**Set task**
Retype every entry word for word.

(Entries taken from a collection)

%%

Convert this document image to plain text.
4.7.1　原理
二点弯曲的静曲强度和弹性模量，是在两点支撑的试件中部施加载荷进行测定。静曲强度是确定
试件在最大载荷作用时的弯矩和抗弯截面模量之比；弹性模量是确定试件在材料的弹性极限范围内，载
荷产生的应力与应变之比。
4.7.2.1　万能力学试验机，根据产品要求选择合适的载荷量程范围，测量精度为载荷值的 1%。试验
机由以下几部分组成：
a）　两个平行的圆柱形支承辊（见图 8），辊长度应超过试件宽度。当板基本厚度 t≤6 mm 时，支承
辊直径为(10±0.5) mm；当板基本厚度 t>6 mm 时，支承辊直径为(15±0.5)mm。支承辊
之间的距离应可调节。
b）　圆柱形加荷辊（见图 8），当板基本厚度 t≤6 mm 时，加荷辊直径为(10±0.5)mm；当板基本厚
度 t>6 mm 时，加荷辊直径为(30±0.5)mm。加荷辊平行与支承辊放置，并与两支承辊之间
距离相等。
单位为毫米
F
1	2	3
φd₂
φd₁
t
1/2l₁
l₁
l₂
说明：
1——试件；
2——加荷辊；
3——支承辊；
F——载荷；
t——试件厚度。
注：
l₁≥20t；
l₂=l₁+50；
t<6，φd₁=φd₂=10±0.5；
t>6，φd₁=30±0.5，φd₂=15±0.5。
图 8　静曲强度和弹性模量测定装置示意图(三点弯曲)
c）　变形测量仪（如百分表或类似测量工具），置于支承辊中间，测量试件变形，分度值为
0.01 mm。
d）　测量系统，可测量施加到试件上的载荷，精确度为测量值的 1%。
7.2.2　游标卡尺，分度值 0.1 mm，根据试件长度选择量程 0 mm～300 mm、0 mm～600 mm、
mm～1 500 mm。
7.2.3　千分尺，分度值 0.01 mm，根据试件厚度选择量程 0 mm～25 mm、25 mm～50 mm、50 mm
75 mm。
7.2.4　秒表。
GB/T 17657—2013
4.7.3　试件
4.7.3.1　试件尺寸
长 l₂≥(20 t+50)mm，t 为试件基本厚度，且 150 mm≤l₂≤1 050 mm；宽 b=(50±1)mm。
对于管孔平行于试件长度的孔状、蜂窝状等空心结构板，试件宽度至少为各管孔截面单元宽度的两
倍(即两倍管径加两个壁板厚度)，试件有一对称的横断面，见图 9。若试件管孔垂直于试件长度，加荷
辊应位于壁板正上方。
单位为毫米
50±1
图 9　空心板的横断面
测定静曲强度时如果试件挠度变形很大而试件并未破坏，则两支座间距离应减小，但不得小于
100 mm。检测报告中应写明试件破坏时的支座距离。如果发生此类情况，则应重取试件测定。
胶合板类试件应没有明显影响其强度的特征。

%%

**Response to this task**
Convert this document image to plain text.
4.7.1　原理
二点弯曲的静曲强度和弹性模量，是在两点支撑的试件中部施加载荷进行测定。静曲强度是确定
试件在最大载荷作用时的弯矩和抗弯截面模量之比；弹性模量是确定试件在材料的弹性极限范围内，载
荷产生的应力与应变之比。
4.7.2.1　万能力学试验机，根据产品要求选择合适的载荷量程范围，测量精度为载荷值的 1%。试验
机由以下几部分组成：
a）　两个平行的圆柱形支承辊（见图 8），辊长度应超过试件宽度。当板基本厚度 t≤6 mm 时，支承
辊直径为(10±0.5) mm；当板基本厚度 t>6 mm 时，支承辊直径为(15±0.5)mm。支承辊
之间的距离应可调节。
b）　圆柱形加荷辊（见图 8），当板基本厚度 t≤6 mm 时，加荷辊直径为(10±0.5)mm；当板基本厚
度 t>6 mm 时，加荷辊直径为(30±0.5)mm。加荷辊平行与支承辊放置，并与两支承辊之间
距离相等。
单位为毫米
F
1	2	3
φd₂
φd₁
t
1/2l₁
l₁
l₂
说明：
1——试件；
2——加荷辊；
3——支承辊；
F——载荷；
t——试件厚度。
注：
l₁≥20t；
l₂=l₁+50；
t<6，φd₁=φd₂=10±0.5；
t>6，φd₁=30±0.5，φd₂=15±0.5。
图 8　静曲强度和弹性模量测定装置示意图(三点弯曲)
c）　变形测量仪（如百分表或类似测量工具），置于支承辊中间，测量试件变形，分度值为
0.01 mm。
d）　测量系统，可测量施加到试件上的载荷，精确度为测量值的 1%。
7.2.2　游标卡尺，分度值 0.1 mm，根据试件长度选择量程 0 mm～300 mm、0 mm～600 mm、
mm～1 500 mm。
7.2.3　千分尺，分度值 0.01 mm，根据试件厚度选择量程 0 mm～25 mm、25 mm～50 mm、50 mm
75 mm。
7.2.4　秒表。
GB/T 17657—2013
4.7.3　试件
4.7.3.1　试件尺寸
长 l₂≥(20 t+50)mm，t 为试件基本厚度，且 150 mm≤l₂≤1 050 mm；宽 b=(50±1)mm。
对于管孔平行于试件长度的孔状、蜂窝状等空心结构板，试件宽度至少为各管孔截面单元宽度的两
倍(即两倍管径加两个壁板厚度)，试件有一对称的横断面，见图 9。若试件管孔垂直于试件长度，加荷
辊应位于壁板正上方。
单位为毫米
50±1
图 9　空心板的横断面
测定静曲强度时如果试件挠度变形很大而试件并未破坏，则两支座间距离应减小，但不得小于
100 mm。检测报告中应写明试件破坏时的支座距离。如果发生此类情况，则应重取试件测定。
胶合板类试件应没有明显影响其强度的特征。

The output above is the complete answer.